* Work required *
Copy out, word for word, the entries from the start through the line containing "tab[interactable]: Query [519,11,675,71]".

* Raw records *
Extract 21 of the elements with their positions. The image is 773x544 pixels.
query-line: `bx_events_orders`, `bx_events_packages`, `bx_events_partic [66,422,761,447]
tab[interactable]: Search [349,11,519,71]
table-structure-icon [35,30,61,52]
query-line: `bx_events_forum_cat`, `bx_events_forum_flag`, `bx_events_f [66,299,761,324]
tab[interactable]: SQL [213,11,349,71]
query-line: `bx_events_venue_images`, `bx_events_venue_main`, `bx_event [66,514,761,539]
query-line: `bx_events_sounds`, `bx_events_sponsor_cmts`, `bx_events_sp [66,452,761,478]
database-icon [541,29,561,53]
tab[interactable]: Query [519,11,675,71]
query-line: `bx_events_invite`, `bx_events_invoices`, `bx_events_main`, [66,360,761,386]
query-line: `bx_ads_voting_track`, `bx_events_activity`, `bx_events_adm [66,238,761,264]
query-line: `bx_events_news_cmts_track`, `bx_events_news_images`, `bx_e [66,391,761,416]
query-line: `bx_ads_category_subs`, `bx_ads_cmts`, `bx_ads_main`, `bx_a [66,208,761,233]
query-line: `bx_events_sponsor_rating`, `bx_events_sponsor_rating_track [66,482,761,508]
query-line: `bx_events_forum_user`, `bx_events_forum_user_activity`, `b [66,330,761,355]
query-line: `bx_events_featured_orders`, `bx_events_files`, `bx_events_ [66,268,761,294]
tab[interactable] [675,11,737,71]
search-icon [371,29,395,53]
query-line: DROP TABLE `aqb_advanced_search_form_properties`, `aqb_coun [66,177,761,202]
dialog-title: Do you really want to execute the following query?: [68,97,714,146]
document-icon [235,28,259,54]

* Reply to the task *
Extract 21 of the elements with their positions. The image is 773x544 pixels.
query-line: `bx_events_orders`, `bx_events_packages`, `bx_events_partic [66,422,761,447]
tab[interactable]: Search [349,11,519,71]
table-structure-icon [35,30,61,52]
query-line: `bx_events_forum_cat`, `bx_events_forum_flag`, `bx_events_f [66,299,761,324]
tab[interactable]: SQL [213,11,349,71]
query-line: `bx_events_venue_images`, `bx_events_venue_main`, `bx_event [66,514,761,539]
query-line: `bx_events_sounds`, `bx_events_sponsor_cmts`, `bx_events_sp [66,452,761,478]
database-icon [541,29,561,53]
tab[interactable]: Query [519,11,675,71]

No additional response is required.